● **MATERIALS PROVIDED**:

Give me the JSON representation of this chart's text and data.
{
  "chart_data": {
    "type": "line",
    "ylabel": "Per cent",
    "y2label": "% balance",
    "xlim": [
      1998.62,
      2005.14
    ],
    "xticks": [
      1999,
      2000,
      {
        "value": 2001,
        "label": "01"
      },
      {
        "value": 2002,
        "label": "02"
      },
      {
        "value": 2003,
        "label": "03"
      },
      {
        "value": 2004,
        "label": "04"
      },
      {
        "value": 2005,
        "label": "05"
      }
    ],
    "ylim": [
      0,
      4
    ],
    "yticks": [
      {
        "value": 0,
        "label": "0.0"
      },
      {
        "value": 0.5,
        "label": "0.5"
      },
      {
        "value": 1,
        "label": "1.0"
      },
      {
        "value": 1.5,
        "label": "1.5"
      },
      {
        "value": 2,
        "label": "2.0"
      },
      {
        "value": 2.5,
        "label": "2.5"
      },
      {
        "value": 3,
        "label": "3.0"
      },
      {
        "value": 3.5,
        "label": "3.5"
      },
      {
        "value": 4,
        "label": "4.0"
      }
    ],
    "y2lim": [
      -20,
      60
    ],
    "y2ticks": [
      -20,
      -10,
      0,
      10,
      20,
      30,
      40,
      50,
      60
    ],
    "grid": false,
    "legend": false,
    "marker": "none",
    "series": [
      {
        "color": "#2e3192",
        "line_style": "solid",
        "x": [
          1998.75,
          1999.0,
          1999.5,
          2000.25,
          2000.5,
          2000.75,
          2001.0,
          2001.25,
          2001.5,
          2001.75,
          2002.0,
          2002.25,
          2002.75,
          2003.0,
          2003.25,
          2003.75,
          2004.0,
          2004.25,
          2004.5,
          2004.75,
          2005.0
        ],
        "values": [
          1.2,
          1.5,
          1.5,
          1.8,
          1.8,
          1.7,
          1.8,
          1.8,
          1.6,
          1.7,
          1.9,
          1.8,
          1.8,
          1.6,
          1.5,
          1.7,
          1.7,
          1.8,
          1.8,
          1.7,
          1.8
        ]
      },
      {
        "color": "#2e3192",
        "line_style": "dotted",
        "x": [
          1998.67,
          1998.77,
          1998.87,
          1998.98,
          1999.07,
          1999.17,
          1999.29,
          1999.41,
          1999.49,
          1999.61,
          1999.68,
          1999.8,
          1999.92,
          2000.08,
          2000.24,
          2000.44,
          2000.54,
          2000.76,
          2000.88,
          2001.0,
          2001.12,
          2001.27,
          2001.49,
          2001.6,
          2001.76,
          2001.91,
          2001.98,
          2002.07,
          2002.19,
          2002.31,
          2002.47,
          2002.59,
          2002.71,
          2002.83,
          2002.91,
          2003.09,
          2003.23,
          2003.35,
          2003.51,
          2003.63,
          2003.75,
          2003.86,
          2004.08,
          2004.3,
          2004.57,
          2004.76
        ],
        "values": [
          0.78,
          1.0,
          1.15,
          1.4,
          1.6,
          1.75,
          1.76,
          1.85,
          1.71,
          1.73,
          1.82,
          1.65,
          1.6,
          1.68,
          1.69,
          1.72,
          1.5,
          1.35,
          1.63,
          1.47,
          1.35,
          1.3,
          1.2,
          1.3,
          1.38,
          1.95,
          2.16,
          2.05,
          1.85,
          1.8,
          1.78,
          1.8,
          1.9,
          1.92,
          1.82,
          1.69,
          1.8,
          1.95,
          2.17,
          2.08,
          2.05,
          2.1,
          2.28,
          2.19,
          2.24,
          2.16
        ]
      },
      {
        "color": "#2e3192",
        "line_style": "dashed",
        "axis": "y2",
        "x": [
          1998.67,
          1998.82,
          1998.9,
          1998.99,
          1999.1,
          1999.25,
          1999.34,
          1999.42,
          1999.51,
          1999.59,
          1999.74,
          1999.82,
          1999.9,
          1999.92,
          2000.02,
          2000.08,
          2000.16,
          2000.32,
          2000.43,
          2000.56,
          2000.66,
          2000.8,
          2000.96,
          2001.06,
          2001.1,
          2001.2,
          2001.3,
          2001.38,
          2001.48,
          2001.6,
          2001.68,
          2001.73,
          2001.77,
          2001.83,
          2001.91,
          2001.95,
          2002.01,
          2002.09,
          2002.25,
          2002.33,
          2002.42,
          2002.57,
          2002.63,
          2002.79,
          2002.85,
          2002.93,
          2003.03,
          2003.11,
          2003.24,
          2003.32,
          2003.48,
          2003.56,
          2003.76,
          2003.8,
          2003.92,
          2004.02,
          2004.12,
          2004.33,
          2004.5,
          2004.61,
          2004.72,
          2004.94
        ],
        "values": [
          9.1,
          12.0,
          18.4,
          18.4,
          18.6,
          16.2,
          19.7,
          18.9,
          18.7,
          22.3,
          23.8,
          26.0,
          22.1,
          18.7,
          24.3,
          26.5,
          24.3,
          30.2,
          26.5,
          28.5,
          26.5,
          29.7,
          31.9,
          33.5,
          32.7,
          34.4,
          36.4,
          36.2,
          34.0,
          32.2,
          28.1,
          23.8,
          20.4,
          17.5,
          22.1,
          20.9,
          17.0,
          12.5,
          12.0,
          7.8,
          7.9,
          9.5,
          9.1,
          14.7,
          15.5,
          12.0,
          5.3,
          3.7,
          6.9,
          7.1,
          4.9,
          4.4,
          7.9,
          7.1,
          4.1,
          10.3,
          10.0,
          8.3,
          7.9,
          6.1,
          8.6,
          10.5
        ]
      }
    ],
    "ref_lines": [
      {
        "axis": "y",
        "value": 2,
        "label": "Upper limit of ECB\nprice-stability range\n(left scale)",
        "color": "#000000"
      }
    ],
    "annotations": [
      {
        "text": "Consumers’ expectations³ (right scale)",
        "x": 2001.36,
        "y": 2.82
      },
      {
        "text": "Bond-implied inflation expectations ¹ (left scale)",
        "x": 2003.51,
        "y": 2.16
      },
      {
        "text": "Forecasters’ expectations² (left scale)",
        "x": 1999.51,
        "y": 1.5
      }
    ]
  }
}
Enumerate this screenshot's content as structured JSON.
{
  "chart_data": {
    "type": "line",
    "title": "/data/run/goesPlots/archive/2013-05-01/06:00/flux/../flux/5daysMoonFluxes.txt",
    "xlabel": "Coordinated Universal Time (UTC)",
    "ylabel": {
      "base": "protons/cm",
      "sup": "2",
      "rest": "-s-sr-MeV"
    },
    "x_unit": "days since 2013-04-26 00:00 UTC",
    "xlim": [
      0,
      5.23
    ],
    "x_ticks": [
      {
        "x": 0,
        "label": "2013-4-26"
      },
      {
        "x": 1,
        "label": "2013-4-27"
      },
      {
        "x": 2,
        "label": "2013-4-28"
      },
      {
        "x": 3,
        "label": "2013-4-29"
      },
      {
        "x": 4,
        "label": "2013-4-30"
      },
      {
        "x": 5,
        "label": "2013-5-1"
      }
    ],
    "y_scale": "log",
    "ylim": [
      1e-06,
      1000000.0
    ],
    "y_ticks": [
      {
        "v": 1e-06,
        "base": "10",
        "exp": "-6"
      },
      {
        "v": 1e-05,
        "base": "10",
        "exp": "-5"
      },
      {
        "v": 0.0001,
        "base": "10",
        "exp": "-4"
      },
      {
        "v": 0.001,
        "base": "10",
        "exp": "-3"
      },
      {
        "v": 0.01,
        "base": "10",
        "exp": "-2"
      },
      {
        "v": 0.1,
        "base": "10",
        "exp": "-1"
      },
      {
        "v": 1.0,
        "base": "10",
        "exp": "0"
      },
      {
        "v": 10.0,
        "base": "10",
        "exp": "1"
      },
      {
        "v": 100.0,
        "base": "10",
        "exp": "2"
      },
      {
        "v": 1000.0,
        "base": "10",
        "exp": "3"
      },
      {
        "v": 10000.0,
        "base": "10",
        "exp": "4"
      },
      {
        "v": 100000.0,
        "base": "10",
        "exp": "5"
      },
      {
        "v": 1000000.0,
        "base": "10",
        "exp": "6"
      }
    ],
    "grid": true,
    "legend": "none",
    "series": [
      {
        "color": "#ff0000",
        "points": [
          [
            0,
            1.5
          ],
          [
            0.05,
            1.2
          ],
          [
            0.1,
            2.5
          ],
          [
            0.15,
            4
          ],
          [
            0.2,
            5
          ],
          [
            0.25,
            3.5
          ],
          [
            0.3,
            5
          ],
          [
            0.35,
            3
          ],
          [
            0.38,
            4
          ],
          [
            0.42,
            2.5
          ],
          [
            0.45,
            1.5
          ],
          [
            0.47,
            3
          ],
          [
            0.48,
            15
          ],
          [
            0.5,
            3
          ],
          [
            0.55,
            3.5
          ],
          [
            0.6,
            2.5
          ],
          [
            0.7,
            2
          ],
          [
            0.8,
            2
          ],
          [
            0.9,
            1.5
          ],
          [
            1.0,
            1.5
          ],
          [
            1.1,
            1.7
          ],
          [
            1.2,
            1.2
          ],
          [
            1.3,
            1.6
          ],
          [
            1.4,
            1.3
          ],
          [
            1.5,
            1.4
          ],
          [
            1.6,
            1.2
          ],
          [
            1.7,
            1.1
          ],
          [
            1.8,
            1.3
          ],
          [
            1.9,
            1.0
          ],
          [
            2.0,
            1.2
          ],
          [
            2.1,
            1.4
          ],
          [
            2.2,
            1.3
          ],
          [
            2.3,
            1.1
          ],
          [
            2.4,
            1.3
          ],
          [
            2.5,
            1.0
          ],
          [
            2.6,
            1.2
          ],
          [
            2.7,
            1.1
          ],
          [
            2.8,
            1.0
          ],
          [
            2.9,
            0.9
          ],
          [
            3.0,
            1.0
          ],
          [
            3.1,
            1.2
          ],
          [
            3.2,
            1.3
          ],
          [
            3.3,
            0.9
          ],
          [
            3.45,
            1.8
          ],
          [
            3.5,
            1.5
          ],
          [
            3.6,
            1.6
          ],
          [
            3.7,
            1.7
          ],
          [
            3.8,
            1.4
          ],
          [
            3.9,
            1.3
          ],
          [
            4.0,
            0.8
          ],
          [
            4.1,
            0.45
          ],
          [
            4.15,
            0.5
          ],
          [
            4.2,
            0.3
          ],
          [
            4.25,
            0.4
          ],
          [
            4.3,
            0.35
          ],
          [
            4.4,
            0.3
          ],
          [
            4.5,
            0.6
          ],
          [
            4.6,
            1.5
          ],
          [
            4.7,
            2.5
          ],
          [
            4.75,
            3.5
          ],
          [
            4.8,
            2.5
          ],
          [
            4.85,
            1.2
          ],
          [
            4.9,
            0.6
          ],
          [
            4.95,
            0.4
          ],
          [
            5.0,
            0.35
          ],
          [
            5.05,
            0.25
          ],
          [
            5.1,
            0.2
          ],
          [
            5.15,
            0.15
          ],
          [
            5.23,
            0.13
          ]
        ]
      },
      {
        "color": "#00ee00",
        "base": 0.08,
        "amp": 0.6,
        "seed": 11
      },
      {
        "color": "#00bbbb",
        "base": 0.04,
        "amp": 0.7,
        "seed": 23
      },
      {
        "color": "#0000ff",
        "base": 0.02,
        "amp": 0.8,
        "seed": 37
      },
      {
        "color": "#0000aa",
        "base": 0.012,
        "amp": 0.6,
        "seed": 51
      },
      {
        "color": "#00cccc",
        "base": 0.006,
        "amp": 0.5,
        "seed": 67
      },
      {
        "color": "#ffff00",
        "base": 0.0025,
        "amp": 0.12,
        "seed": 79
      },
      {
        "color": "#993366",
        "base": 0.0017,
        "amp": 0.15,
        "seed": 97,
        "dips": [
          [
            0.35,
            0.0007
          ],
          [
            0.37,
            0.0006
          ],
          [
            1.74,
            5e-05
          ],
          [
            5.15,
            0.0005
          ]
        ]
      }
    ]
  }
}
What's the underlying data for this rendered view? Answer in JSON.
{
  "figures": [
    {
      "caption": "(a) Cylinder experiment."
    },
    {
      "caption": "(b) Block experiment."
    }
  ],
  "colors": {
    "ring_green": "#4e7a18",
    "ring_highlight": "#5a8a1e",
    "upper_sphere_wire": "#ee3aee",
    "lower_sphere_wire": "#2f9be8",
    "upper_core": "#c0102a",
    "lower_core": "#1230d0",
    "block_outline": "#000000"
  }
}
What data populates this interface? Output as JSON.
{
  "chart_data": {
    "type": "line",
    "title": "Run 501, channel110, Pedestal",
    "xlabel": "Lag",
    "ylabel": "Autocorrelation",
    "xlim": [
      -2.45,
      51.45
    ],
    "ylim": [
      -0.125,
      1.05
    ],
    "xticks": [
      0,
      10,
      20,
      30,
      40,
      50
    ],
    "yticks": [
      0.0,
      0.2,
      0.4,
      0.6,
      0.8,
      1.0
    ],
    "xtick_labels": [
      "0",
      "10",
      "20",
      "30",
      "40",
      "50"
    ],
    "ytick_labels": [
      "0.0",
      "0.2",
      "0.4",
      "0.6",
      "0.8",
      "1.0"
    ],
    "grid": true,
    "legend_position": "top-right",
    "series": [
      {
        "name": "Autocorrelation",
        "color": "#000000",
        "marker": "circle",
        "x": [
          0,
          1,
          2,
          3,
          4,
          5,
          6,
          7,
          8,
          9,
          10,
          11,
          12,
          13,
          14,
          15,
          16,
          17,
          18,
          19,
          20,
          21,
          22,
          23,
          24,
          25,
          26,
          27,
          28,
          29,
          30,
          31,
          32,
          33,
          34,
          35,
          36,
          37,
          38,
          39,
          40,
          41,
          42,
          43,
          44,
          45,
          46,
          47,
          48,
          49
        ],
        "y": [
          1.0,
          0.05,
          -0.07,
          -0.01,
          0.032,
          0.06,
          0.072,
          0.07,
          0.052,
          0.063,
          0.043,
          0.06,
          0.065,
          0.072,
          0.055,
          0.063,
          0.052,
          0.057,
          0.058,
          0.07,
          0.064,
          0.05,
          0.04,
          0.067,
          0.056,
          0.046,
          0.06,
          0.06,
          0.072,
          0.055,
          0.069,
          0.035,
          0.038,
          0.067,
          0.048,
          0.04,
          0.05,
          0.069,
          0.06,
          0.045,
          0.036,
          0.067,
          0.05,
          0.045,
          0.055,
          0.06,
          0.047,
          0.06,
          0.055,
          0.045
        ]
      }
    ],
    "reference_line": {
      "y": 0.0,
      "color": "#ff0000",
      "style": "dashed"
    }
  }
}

● **OBJECTIVE**: Check each line of the entries above, and show every one holding the word "left".

● **REPLY**:
        "label": "Upper limit of ECB\nprice-stability range\n(left scale)",
        "text": "Bond-implied inflation expectations ¹ (left scale)",
        "text": "Forecasters’ expectations² (left scale)",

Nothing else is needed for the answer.